— start PROVIDED RECORDS —

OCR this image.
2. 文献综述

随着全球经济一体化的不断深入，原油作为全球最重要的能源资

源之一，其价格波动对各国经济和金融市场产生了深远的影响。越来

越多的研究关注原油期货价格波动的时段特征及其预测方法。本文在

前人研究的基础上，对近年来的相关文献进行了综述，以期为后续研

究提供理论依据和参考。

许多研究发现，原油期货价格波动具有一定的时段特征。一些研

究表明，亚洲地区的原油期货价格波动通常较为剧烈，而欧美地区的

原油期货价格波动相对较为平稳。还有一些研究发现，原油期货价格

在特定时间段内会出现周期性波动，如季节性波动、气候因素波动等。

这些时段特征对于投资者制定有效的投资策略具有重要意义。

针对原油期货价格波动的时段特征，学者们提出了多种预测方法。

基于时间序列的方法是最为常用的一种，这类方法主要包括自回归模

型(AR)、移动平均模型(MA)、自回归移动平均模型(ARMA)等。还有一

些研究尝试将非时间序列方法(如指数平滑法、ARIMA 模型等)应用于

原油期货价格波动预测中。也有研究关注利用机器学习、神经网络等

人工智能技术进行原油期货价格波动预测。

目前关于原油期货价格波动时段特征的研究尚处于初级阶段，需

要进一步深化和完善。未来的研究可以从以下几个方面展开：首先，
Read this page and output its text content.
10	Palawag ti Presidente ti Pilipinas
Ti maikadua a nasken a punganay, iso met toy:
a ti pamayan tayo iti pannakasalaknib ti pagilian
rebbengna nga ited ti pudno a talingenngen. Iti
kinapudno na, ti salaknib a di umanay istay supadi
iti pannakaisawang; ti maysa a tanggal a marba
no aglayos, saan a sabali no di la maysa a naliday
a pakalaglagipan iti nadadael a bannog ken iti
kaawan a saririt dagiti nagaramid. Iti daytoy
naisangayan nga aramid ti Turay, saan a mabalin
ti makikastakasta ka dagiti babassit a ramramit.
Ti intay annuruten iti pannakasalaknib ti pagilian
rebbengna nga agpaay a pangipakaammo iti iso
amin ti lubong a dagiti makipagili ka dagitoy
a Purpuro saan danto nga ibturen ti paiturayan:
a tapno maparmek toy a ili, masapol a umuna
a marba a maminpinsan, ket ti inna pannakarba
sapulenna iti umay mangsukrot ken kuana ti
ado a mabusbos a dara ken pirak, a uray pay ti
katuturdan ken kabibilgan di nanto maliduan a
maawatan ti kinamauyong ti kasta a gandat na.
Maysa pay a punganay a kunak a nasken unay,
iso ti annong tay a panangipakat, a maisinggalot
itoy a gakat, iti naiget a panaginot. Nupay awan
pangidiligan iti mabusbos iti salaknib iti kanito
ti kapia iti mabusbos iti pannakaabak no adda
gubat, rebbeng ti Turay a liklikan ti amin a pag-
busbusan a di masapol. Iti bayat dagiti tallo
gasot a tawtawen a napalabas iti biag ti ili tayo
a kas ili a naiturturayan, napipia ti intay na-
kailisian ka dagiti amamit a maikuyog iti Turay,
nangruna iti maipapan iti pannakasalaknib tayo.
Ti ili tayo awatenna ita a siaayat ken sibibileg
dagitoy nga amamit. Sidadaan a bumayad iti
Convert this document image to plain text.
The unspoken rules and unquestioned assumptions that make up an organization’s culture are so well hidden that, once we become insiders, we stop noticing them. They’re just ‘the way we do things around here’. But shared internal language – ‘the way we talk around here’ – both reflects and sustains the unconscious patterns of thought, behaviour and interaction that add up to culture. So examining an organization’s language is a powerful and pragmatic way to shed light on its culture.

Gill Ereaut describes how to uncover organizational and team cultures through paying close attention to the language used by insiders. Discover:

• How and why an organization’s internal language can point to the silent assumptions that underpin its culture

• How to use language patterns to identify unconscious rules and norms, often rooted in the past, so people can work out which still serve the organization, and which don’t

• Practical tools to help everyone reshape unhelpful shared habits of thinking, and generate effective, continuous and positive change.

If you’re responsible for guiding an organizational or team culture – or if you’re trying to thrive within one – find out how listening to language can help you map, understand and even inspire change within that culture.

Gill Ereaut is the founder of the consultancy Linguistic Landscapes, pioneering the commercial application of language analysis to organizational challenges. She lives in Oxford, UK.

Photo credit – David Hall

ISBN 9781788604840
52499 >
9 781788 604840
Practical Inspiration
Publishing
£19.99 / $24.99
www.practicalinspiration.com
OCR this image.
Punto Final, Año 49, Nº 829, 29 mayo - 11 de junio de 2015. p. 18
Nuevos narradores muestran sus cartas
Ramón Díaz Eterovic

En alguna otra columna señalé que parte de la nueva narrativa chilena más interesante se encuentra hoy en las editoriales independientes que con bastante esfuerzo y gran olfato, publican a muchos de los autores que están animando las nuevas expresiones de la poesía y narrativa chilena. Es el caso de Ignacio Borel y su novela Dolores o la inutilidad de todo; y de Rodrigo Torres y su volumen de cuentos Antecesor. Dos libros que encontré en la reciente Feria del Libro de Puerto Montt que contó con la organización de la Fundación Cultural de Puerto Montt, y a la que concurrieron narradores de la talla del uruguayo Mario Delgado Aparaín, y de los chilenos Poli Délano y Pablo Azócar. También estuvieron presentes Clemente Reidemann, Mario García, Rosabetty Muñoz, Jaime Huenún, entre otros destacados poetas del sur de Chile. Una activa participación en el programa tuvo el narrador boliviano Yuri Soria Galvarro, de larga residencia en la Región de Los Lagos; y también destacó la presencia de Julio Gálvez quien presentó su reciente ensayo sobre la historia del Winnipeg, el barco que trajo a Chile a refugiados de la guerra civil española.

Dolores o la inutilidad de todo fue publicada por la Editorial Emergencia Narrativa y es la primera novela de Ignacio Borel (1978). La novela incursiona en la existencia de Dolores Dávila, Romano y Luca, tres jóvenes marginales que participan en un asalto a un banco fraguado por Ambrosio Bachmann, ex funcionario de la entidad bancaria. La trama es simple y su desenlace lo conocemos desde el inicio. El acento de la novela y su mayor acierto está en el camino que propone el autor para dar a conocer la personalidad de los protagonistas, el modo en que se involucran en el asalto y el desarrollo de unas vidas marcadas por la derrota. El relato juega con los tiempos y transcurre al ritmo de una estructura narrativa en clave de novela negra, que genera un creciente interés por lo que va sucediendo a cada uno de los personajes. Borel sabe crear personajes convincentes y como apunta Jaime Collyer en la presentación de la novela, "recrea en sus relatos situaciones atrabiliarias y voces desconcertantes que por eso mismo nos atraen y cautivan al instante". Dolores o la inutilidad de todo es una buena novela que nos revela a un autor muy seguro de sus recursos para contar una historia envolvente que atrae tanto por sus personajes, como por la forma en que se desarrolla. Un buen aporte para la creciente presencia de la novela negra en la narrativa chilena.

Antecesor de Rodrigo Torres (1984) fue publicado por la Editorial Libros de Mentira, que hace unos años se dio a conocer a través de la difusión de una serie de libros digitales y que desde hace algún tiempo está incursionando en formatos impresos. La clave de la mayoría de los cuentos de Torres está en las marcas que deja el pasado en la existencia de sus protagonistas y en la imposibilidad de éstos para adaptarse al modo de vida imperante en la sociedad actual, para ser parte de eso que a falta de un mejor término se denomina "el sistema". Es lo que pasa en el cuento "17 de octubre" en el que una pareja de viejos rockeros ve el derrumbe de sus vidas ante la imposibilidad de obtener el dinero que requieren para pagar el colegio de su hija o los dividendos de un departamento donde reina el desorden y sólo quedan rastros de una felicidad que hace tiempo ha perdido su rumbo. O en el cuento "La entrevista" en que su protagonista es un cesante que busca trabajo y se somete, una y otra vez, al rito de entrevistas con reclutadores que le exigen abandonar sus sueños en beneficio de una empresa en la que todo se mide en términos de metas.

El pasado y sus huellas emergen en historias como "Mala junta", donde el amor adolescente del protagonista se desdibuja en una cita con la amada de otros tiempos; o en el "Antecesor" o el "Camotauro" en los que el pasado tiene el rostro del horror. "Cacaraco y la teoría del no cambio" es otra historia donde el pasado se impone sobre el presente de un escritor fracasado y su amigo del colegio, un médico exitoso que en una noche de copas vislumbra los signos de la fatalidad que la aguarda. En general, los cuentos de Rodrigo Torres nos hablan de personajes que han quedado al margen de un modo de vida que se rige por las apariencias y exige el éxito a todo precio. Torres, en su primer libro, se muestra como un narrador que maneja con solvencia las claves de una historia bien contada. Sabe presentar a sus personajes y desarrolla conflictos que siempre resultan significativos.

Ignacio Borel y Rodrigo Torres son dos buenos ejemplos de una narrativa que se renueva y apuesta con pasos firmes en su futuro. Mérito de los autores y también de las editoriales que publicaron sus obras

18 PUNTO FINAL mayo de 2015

— end PROVIDED RECORDS —

REQUEST ::
Wherever a line in the data above holds "change", copy that line.

FINISHED ANSWER ::
• Practical tools to help everyone reshape unhelpful shared habits of thinking, and generate effective, continuous and positive change.
If you’re responsible for guiding an organizational or team culture – or if you’re trying to thrive within one – find out how listening to language can help you map, understand and even inspire change within that culture.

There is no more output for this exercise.